Data records:

______

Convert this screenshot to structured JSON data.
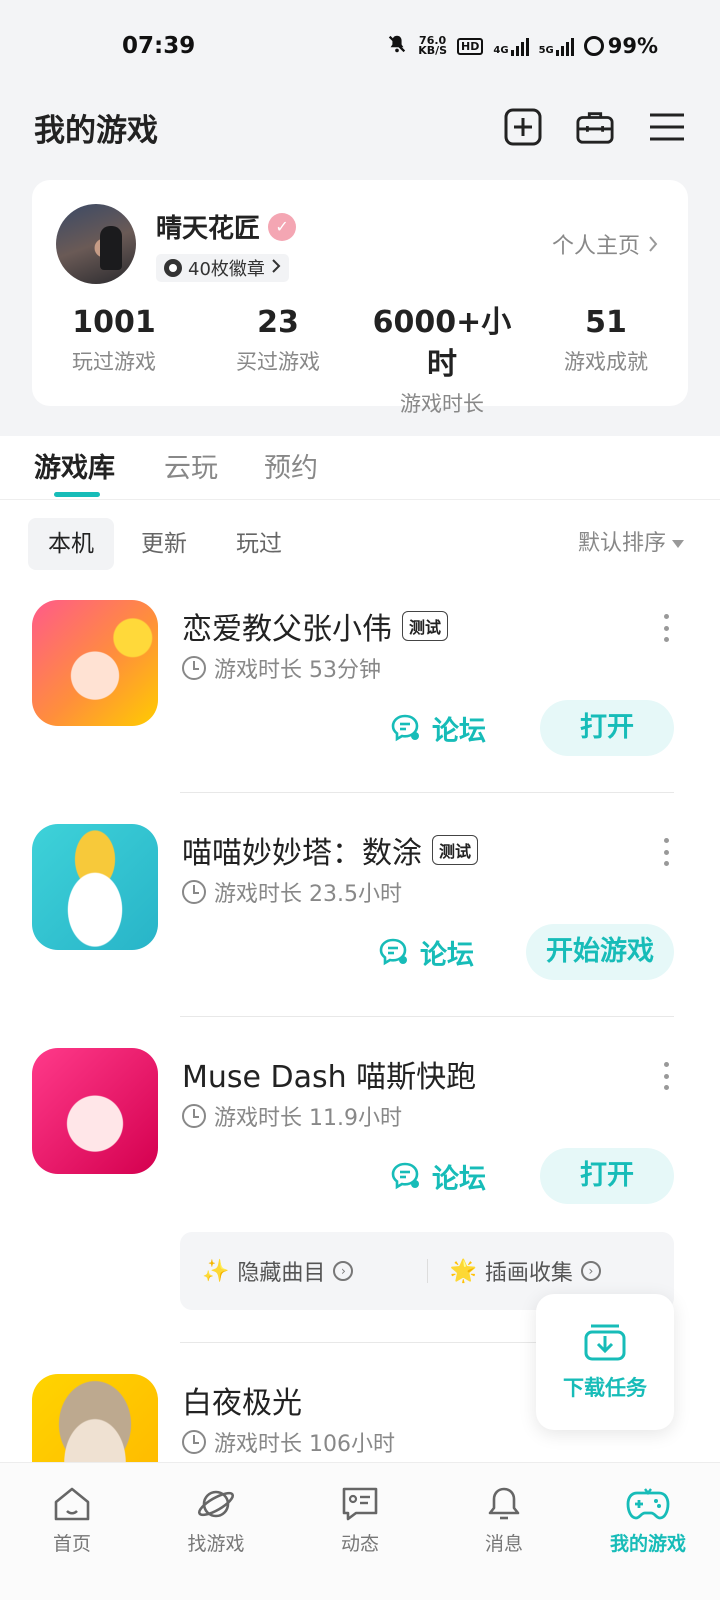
{
  "status_bar": {
    "time": "07:39",
    "net_speed_value": "76.0",
    "net_speed_unit": "KB/S",
    "hd": "HD",
    "sig1": "4G",
    "sig2": "5G",
    "battery": "99%"
  },
  "header": {
    "title": "我的游戏"
  },
  "profile": {
    "name": "晴天花匠",
    "badges": "40枚徽章",
    "homepage": "个人主页",
    "stats": [
      {
        "value": "1001",
        "label": "玩过游戏"
      },
      {
        "value": "23",
        "label": "买过游戏"
      },
      {
        "value": "6000+小时",
        "label": "游戏时长"
      },
      {
        "value": "51",
        "label": "游戏成就"
      }
    ]
  },
  "tabs": [
    "游戏库",
    "云玩",
    "预约"
  ],
  "filters": {
    "items": [
      "本机",
      "更新",
      "玩过"
    ],
    "sort": "默认排序"
  },
  "games": [
    {
      "title": "恋爱教父张小伟",
      "tag": "测试",
      "playtime": "游戏时长 53分钟",
      "forum": "论坛",
      "action": "打开"
    },
    {
      "title": "喵喵妙妙塔：数涂",
      "tag": "测试",
      "playtime": "游戏时长 23.5小时",
      "forum": "论坛",
      "action": "开始游戏"
    },
    {
      "title": "Muse Dash 喵斯快跑",
      "tag": "",
      "playtime": "游戏时长 11.9小时",
      "forum": "论坛",
      "action": "打开"
    },
    {
      "title": "白夜极光",
      "tag": "",
      "playtime": "游戏时长 106小时",
      "forum": "",
      "action": ""
    }
  ],
  "extras": [
    "隐藏曲目",
    "插画收集"
  ],
  "download_task": "下载任务",
  "bottom_nav": [
    "首页",
    "找游戏",
    "动态",
    "消息",
    "我的游戏"
  ],
  "colors": {
    "accent": "#17bcb8",
    "accent_bg": "#e6f8f8"
  }
}
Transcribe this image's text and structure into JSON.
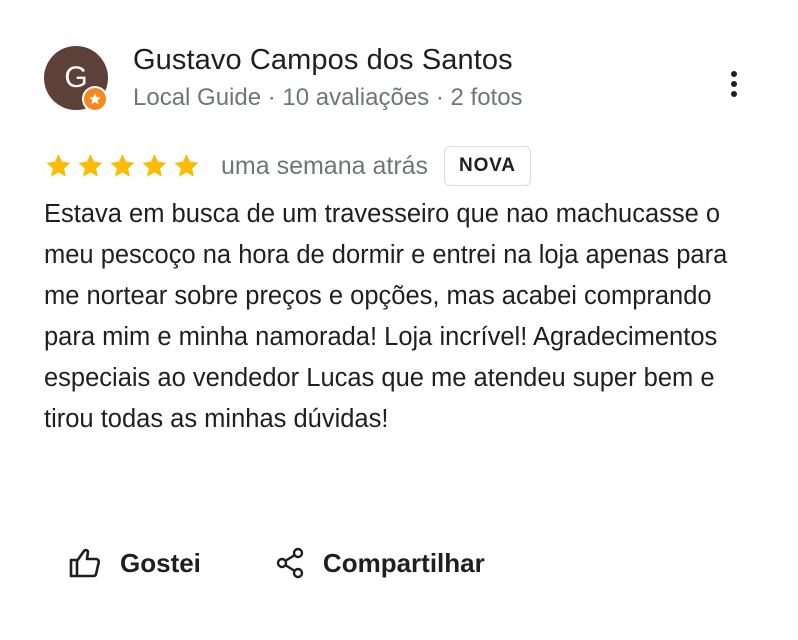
{
  "review": {
    "author": {
      "initial": "G",
      "name": "Gustavo Campos dos Santos",
      "meta": "Local Guide · 10 avaliações · 2 fotos",
      "avatar_color": "#5d4037",
      "badge_color": "#f4891f"
    },
    "rating": {
      "stars": 5,
      "max": 5,
      "star_color": "#fbbc04"
    },
    "date": "uma semana atrás",
    "badge": "NOVA",
    "text": "Estava em busca de um travesseiro que nao machucasse o meu pescoço na hora de dormir e entrei na loja apenas para me nortear sobre preços e opções, mas acabei comprando para mim e minha namorada! Loja incrível! Agradecimentos especiais ao vendedor Lucas que me atendeu super bem e tirou todas as minhas dúvidas!",
    "actions": {
      "like_label": "Gostei",
      "share_label": "Compartilhar"
    },
    "icons": {
      "more": "more-vert-icon",
      "like": "thumb-up-icon",
      "share": "share-icon",
      "guide_badge": "local-guide-star-icon"
    }
  }
}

______

[Short exercise] Copy out all the entries exactly. Images stay out of the copy.

[Exercise answer]
Convert this screenshot to structured JSON data.
{
  "status_bar": {
    "time": "07:39",
    "net_speed_value": "76.0",
    "net_speed_unit": "KB/S",
    "hd": "HD",
    "sig1": "4G",
    "sig2": "5G",
    "battery": "99%"
  },
  "header": {
    "title": "我的游戏"
  },
  "profile": {
    "name": "晴天花匠",
    "badges": "40枚徽章",
    "homepage": "个人主页",
    "stats": [
      {
        "value": "1001",
        "label": "玩过游戏"
      },
      {
        "value": "23",
        "label": "买过游戏"
      },
      {
        "value": "6000+小时",
        "label": "游戏时长"
      },
      {
        "value": "51",
        "label": "游戏成就"
      }
    ]
  },
  "tabs": [
    "游戏库",
    "云玩",
    "预约"
  ],
  "filters": {
    "items": [
      "本机",
      "更新",
      "玩过"
    ],
    "sort": "默认排序"
  },
  "games": [
    {
      "title": "恋爱教父张小伟",
      "tag": "测试",
      "playtime": "游戏时长 53分钟",
      "forum": "论坛",
      "action": "打开"
    },
    {
      "title": "喵喵妙妙塔：数涂",
      "tag": "测试",
      "playtime": "游戏时长 23.5小时",
      "forum": "论坛",
      "action": "开始游戏"
    },
    {
      "title": "Muse Dash 喵斯快跑",
      "tag": "",
      "playtime": "游戏时长 11.9小时",
      "forum": "论坛",
      "action": "打开"
    },
    {
      "title": "白夜极光",
      "tag": "",
      "playtime": "游戏时长 106小时",
      "forum": "",
      "action": ""
    }
  ],
  "extras": [
    "隐藏曲目",
    "插画收集"
  ],
  "download_task": "下载任务",
  "bottom_nav": [
    "首页",
    "找游戏",
    "动态",
    "消息",
    "我的游戏"
  ],
  "colors": {
    "accent": "#17bcb8",
    "accent_bg": "#e6f8f8"
  }
}
Transcribe this image's text and structure into JSON.
{
  "review": {
    "author": {
      "initial": "G",
      "name": "Gustavo Campos dos Santos",
      "meta": "Local Guide · 10 avaliações · 2 fotos",
      "avatar_color": "#5d4037",
      "badge_color": "#f4891f"
    },
    "rating": {
      "stars": 5,
      "max": 5,
      "star_color": "#fbbc04"
    },
    "date": "uma semana atrás",
    "badge": "NOVA",
    "text": "Estava em busca de um travesseiro que nao machucasse o meu pescoço na hora de dormir e entrei na loja apenas para me nortear sobre preços e opções, mas acabei comprando para mim e minha namorada! Loja incrível! Agradecimentos especiais ao vendedor Lucas que me atendeu super bem e tirou todas as minhas dúvidas!",
    "actions": {
      "like_label": "Gostei",
      "share_label": "Compartilhar"
    },
    "icons": {
      "more": "more-vert-icon",
      "like": "thumb-up-icon",
      "share": "share-icon",
      "guide_badge": "local-guide-star-icon"
    }
  }
}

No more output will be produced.